WHAT YOU NEED TO DO: Look through the lines below and extract any with the word "селѣ".

Data excerpts:
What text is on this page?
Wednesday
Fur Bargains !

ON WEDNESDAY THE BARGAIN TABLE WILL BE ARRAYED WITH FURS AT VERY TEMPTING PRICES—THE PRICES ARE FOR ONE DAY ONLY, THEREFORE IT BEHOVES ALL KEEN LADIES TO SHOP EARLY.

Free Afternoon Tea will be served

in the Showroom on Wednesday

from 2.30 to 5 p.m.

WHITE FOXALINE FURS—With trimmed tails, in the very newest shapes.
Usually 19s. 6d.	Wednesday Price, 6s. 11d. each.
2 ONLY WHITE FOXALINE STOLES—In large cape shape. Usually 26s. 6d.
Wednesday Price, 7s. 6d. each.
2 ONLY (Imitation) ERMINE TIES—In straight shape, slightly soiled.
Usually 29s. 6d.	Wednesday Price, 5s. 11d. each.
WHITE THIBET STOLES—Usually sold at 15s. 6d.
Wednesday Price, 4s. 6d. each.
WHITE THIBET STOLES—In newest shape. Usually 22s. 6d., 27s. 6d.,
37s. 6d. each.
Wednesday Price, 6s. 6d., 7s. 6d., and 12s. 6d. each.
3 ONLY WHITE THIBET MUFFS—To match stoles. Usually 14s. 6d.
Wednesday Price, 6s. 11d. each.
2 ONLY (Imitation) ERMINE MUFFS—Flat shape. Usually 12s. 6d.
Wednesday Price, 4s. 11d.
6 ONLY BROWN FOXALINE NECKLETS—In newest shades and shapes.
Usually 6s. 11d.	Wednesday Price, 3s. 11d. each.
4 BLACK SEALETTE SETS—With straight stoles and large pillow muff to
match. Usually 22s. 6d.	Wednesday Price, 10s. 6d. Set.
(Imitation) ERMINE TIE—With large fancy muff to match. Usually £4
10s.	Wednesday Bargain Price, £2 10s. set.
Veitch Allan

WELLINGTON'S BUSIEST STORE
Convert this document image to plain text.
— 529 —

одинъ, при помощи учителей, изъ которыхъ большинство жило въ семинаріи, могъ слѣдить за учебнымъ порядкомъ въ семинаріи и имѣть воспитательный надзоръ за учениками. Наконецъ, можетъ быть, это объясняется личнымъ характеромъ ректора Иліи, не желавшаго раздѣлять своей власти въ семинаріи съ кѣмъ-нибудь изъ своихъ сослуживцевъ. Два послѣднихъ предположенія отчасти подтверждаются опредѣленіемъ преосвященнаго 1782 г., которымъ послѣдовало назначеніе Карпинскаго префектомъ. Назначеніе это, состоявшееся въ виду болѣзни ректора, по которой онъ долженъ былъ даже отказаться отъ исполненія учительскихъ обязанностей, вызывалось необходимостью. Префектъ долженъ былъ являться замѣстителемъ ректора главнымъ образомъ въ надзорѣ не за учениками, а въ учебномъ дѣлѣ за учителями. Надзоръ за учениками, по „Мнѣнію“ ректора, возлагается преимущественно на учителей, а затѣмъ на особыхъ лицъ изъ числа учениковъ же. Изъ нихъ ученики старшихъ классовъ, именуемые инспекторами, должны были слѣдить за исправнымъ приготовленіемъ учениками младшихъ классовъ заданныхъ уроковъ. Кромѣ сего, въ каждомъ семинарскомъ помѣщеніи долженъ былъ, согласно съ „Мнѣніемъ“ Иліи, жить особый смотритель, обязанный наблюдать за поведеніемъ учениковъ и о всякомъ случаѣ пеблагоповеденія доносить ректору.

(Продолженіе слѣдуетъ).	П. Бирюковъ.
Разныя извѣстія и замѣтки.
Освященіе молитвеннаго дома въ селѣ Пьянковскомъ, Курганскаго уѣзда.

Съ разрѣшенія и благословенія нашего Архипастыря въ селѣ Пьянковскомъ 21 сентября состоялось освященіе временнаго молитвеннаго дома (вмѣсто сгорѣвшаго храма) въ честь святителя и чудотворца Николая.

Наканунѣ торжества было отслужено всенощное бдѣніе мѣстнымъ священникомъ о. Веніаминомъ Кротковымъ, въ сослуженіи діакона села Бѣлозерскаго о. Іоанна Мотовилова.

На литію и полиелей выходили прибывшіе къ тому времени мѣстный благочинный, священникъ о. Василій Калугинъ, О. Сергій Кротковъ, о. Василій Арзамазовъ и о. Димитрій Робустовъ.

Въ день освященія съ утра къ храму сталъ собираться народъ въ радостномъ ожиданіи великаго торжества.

ANSWER:
Освященіе молитвеннаго дома въ селѣ Пьянковскомъ, Курганскаго уѣзда.
Съ разрѣшенія и благословенія нашего Архипастыря въ селѣ Пьянковскомъ 21 сентября состоялось освященіе временнаго молитвеннаго дома (вмѣсто сгорѣвшаго храма) въ честь святителя и чудотворца Николая.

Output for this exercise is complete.